• [Task brief] Lay out the stretch of the data from its start through the line containing "- bullet-icon: ·: [68, 454, 73, 470]" as a numbered list, omitting any blank lines.
───── Provided data
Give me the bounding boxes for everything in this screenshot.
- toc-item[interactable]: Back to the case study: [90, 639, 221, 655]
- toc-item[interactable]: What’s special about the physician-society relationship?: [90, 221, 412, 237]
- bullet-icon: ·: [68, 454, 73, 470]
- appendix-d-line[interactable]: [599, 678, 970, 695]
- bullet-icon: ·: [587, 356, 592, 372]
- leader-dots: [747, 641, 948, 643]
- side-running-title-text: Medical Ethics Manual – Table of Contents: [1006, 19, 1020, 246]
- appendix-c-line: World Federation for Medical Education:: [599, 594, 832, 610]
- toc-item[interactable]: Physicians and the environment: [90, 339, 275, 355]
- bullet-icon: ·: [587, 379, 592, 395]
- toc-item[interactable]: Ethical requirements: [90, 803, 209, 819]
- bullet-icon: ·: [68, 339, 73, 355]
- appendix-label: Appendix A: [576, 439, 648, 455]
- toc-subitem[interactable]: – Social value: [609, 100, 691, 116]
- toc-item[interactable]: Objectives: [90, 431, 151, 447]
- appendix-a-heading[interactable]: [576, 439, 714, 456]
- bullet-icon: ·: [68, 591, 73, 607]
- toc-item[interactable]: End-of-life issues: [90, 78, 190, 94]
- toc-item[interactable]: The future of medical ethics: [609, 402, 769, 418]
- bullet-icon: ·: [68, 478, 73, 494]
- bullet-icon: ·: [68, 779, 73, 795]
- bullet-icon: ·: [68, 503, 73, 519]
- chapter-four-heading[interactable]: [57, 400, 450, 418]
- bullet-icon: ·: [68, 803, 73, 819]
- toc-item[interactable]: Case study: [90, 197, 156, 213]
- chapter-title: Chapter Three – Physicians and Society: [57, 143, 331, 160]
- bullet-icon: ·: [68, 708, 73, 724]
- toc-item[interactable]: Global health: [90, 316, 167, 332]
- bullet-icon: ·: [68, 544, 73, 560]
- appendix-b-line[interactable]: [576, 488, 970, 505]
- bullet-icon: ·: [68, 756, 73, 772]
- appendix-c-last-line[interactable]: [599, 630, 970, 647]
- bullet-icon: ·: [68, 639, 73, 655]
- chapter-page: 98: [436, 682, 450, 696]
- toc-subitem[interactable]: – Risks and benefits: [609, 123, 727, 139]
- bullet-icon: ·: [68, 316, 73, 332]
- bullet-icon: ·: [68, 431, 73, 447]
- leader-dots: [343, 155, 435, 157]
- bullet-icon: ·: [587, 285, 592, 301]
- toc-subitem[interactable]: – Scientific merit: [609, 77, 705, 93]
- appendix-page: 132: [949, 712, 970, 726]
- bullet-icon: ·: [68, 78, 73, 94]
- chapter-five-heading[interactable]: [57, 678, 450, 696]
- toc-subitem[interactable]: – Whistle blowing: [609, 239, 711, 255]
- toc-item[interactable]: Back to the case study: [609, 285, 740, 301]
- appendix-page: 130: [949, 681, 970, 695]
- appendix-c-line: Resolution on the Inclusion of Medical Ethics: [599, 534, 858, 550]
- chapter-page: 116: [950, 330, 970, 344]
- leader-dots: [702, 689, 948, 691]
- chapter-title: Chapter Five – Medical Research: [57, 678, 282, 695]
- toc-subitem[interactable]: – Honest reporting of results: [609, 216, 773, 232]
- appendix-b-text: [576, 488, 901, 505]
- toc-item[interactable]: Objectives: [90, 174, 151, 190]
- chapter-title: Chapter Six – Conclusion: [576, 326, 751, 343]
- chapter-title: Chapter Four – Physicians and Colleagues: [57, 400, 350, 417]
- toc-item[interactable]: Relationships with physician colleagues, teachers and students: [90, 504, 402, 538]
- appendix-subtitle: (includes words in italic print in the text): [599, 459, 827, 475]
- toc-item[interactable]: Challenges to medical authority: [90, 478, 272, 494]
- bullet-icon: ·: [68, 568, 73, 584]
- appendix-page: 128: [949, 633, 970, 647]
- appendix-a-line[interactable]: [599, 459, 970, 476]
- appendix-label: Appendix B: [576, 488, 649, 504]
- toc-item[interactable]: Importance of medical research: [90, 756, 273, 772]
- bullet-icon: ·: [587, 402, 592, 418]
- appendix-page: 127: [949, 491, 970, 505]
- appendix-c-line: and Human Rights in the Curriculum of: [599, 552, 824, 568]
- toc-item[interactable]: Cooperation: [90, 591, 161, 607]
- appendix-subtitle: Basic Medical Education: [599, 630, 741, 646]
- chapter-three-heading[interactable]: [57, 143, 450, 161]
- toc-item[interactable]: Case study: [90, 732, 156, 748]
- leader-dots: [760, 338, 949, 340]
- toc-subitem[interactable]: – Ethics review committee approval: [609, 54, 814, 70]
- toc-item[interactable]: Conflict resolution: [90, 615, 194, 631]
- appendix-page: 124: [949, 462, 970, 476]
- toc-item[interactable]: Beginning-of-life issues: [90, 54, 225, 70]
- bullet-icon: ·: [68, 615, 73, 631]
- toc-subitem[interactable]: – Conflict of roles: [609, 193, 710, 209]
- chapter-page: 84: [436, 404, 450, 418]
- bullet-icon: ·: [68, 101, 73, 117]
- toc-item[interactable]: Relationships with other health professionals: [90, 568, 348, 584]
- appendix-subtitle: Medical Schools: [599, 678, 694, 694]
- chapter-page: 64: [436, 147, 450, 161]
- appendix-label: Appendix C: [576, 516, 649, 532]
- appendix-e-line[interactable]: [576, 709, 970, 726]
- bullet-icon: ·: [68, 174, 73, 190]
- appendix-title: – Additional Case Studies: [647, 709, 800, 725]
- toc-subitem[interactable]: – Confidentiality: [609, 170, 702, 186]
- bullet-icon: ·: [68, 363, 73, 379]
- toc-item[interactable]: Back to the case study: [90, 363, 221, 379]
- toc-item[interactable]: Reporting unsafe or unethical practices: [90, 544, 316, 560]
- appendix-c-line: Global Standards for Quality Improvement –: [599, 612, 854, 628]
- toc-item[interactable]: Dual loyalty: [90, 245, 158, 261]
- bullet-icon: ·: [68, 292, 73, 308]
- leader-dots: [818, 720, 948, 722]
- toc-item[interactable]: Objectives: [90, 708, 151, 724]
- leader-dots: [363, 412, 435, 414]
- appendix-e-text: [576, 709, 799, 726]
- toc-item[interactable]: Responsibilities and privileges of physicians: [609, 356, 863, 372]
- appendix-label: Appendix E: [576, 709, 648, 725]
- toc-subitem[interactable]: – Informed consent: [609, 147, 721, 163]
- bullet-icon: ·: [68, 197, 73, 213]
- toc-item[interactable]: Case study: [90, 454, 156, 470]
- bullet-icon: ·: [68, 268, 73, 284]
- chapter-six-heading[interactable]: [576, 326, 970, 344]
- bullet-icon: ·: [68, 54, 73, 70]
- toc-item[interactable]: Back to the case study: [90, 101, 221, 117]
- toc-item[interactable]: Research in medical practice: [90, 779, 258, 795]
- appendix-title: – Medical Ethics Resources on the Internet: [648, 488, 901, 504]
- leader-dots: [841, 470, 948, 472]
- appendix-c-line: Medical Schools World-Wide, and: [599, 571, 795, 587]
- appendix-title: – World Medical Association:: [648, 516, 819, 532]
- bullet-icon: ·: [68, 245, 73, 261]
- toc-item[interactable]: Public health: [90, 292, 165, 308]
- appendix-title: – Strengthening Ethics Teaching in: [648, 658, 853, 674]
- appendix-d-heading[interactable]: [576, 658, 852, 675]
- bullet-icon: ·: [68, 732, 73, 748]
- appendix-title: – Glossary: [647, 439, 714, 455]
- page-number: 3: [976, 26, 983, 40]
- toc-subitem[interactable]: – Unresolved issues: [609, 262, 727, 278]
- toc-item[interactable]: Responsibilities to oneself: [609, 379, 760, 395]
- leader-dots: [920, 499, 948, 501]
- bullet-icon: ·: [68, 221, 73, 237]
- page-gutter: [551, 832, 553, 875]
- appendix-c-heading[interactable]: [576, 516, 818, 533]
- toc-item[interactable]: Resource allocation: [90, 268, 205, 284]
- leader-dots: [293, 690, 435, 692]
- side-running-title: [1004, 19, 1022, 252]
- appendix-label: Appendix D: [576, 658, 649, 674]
──────────
• [The answer]
1. Give me the bounding boxes for everything in this screenshot.
2. - toc-item[interactable]: Back to the case study: [90, 639, 221, 655]
3. - toc-item[interactable]: What’s special about the physician-society relationship?: [90, 221, 412, 237]
4. - bullet-icon: ·: [68, 454, 73, 470]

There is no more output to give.